--- Directions ---
Note how many lines include the word "Friday", and give that number by itself.

--- Data listing ---
<<<<

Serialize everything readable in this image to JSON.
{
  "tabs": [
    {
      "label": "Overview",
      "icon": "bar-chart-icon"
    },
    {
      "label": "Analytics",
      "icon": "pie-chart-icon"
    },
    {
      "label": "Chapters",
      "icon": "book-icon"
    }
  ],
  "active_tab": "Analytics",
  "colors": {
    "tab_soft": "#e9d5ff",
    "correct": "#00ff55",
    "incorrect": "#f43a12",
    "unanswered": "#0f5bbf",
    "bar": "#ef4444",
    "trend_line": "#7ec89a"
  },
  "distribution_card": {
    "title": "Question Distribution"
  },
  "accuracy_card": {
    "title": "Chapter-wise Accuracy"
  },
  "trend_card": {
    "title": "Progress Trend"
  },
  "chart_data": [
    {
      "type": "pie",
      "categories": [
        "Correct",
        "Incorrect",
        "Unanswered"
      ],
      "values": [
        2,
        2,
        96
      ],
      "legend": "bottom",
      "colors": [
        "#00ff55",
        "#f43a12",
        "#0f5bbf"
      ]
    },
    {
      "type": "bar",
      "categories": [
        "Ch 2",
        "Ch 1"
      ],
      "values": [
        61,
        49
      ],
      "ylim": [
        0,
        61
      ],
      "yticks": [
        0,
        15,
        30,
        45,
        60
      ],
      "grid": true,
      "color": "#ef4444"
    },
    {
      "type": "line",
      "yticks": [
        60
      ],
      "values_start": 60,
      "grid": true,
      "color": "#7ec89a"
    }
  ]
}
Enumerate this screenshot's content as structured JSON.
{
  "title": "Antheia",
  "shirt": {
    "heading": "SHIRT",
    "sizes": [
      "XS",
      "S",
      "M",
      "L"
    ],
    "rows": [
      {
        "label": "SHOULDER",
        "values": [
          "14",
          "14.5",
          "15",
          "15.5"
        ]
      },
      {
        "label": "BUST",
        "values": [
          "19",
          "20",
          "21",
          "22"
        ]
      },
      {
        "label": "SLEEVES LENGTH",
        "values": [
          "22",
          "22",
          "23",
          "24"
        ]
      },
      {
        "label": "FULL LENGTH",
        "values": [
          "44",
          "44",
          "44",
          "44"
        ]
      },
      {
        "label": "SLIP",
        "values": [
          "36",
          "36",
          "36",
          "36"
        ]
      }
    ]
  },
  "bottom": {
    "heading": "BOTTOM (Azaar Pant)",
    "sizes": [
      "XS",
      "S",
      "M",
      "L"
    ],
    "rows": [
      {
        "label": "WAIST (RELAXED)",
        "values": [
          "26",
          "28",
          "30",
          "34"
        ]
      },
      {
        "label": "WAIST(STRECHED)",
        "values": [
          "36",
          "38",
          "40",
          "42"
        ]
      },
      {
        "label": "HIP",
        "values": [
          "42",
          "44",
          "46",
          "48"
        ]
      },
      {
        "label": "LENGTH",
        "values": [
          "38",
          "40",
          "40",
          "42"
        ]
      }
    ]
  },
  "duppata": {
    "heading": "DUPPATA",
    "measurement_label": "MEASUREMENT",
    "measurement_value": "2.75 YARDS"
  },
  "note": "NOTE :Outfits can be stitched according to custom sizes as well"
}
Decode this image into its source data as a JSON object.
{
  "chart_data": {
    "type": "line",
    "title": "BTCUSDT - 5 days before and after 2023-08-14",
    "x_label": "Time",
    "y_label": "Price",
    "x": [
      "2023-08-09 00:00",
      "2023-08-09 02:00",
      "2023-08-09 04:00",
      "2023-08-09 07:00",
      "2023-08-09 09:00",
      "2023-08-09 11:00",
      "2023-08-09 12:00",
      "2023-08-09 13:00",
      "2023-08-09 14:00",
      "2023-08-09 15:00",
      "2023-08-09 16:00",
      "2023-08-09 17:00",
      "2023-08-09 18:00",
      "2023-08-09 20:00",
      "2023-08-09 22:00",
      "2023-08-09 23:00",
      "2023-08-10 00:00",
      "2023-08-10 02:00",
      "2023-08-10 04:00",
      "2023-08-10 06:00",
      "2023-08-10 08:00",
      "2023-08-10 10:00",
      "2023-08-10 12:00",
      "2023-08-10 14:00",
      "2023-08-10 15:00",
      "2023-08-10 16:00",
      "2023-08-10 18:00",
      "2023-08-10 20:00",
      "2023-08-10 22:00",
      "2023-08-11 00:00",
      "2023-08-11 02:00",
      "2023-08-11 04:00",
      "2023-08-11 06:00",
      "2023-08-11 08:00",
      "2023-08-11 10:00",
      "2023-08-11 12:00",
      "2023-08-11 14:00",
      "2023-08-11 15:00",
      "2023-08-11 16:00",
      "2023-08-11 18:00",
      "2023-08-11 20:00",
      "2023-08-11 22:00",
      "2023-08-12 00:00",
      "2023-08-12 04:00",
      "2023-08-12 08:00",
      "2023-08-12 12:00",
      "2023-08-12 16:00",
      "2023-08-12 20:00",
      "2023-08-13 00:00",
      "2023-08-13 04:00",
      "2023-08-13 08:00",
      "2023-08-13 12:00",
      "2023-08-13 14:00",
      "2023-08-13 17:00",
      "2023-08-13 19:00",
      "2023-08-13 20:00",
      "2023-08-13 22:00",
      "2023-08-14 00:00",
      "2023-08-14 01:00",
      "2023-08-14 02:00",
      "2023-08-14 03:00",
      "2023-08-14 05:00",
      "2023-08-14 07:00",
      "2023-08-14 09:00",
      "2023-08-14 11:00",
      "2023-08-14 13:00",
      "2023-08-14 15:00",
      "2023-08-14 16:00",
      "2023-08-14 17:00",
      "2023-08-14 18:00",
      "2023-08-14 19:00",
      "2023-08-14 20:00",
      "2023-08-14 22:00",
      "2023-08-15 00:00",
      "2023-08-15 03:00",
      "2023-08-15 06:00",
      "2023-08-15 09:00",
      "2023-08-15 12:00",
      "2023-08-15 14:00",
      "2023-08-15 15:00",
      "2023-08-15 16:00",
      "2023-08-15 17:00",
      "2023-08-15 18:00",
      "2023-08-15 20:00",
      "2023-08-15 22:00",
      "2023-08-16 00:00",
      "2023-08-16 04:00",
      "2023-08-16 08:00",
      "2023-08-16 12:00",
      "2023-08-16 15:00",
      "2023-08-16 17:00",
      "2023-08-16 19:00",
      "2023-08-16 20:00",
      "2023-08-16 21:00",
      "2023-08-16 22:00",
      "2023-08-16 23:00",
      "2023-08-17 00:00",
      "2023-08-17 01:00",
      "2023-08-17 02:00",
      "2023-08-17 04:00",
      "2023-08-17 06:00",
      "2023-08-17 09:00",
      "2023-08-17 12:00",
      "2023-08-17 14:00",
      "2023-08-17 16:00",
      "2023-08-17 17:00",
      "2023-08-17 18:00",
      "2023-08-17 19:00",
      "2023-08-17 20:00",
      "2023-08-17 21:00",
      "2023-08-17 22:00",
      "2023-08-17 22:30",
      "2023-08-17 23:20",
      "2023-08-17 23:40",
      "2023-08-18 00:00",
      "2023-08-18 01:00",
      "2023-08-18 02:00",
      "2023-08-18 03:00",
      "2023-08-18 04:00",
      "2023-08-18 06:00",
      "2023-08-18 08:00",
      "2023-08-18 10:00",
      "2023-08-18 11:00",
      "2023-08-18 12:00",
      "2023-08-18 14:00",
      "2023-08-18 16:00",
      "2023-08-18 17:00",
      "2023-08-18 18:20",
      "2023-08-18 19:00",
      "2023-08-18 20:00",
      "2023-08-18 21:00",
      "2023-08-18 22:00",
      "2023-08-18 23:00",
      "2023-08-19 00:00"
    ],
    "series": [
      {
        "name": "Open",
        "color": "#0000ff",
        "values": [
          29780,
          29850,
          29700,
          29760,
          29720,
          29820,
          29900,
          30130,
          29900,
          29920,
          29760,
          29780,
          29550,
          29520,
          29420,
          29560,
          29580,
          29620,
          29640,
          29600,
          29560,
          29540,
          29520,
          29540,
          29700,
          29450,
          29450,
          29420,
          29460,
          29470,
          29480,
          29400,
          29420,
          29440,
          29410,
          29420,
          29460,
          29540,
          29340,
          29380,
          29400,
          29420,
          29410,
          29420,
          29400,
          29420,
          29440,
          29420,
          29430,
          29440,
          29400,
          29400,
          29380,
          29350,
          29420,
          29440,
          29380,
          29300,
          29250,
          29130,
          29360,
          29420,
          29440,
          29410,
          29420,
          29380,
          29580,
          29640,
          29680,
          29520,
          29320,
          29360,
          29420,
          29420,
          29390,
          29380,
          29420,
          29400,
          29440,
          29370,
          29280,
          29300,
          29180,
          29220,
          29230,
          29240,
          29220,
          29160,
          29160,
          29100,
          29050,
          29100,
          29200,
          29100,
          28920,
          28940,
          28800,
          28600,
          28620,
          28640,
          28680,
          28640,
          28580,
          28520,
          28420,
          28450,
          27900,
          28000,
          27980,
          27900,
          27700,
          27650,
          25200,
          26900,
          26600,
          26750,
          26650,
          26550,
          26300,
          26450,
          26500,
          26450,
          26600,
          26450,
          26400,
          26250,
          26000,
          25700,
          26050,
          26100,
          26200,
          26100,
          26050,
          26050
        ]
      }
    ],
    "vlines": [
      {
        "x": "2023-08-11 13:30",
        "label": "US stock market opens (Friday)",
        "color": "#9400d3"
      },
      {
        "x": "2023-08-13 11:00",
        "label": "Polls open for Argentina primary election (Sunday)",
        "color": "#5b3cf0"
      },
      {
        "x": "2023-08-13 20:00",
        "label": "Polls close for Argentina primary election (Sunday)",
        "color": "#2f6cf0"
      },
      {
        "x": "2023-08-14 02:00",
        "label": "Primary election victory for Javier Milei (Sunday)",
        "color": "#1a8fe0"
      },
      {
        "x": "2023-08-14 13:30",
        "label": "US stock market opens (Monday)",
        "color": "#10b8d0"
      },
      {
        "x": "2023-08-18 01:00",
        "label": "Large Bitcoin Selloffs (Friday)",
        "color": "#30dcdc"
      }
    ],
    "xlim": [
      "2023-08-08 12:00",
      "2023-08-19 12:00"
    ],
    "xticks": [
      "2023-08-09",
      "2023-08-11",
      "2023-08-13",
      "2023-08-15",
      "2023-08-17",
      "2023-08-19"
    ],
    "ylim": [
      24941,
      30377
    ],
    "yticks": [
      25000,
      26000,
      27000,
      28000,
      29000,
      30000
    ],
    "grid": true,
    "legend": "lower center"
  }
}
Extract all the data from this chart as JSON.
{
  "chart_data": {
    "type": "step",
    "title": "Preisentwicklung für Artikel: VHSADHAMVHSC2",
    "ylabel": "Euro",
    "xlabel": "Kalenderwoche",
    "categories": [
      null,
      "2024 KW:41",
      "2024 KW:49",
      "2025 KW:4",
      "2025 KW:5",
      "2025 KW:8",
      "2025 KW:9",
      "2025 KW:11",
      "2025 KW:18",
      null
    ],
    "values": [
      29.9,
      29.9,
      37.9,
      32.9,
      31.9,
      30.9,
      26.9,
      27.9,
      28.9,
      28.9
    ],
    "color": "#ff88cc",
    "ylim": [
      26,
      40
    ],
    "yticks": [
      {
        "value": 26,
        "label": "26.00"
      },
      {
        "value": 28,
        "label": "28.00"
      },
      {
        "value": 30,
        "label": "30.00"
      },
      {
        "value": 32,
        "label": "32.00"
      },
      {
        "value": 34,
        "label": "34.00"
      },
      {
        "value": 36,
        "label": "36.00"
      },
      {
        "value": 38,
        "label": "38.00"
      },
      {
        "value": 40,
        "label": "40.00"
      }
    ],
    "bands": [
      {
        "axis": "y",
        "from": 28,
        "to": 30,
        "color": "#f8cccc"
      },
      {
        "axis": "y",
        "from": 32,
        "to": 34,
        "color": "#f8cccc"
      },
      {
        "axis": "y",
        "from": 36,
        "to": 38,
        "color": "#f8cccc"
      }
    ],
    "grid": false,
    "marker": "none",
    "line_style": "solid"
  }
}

>>>>

--- Result for this exercise ---
2